GIVEN INSTRUCTION A - Reproduce the part of the Ni₃Al-B-Cr alloy article that begins at the words "Abstract: The well-densified" and stops after "the microstructure evolution.".
GIVEN INSTRUCTION B - Name every phase that the Ni₃Al-B-Cr alloy article says the synthesized alloy contains.
## Start READING PASSAGE
Trans. Nonferrous Met. Soc. China 22(2012) 489-495

Effect of extrusion process on microstructure and mechanical properties of Ni₃Al-B-Cr alloy during self-propagation high-temperature synthesis

SHENG Li-yuan^{1, 2}, XI Ting-fei¹, LAI Chen¹, GUO Jian-ting³, ZHENG Yu-feng²

1. PKU-HKUST Shenzhen-Hong Kong Institution, Shenzhen 518057, China;

2. College of Engineering, Peking University, Beijing 100871, China;

3. Institute of Metal Research, Chinese Academy of Sciences, Shenyang 110016, China

Received 9 September 2011; accepted 16 January 2012

Abstract: The well-densified Ni₃Al-0.5B-5Cr alloy was fabricated by self-propagation high-temperature synthesis and extrusion technique. Microstructure examination shows that the synthesized alloy has fine microstructure and contains Ni₃Al, Al₂O₃, Ni₃B and Cr₃Ni₂ phases. Moreover, the self-propagation high-temperature synthesis and extrusion lead to great deformation and recrystallization in the alloy, which helps to refine the microstructure and weaken the misorientation. In addition, the subsequent extrusion procedure redistributes the Al₂O₃ particles and eliminates the γ-Ni phase. Compared with the alloy synthesized without extrusion, the Ni₃Al-0.5B-5Cr alloy fabricated by self-propagation high-temperature synthesis and extrusion has better room temperature mechanical properties, which should be ascribed to the microstructure evolution.
## End READING PASSAGE
## Start RECORDED INFORMATION
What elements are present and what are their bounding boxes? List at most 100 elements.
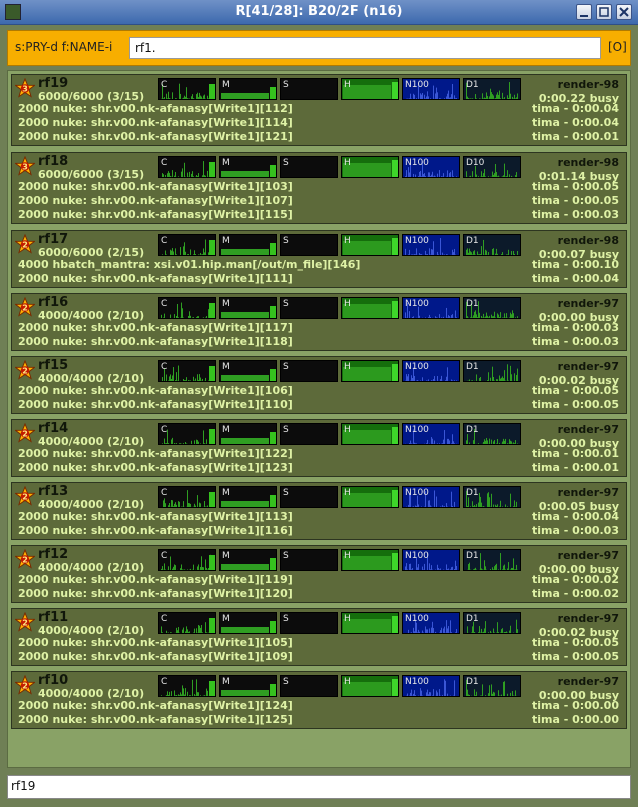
## End RECORDED INFORMATION
EXPECTED OUTPUT A -
Abstract: The well-densified Ni₃Al-0.5B-5Cr alloy was fabricated by self-propagation high-temperature synthesis and extrusion technique. Microstructure examination shows that the synthesized alloy has fine microstructure and contains Ni₃Al, Al₂O₃, Ni₃B and Cr₃Ni₂ phases. Moreover, the self-propagation high-temperature synthesis and extrusion lead to great deformation and recrystallization in the alloy, which helps to refine the microstructure and weaken the misorientation. In addition, the subsequent extrusion procedure redistributes the Al₂O₃ particles and eliminates the γ-Ni phase. Compared with the alloy synthesized without extrusion, the Ni₃Al-0.5B-5Cr alloy fabricated by self-propagation high-temperature synthesis and extrusion has better room temperature mechanical properties, which should be ascribed to the microstructure evolution.

EXPECTED OUTPUT B - Ni₃Al, Al₂O₃, Ni₃B, Cr₃Ni₂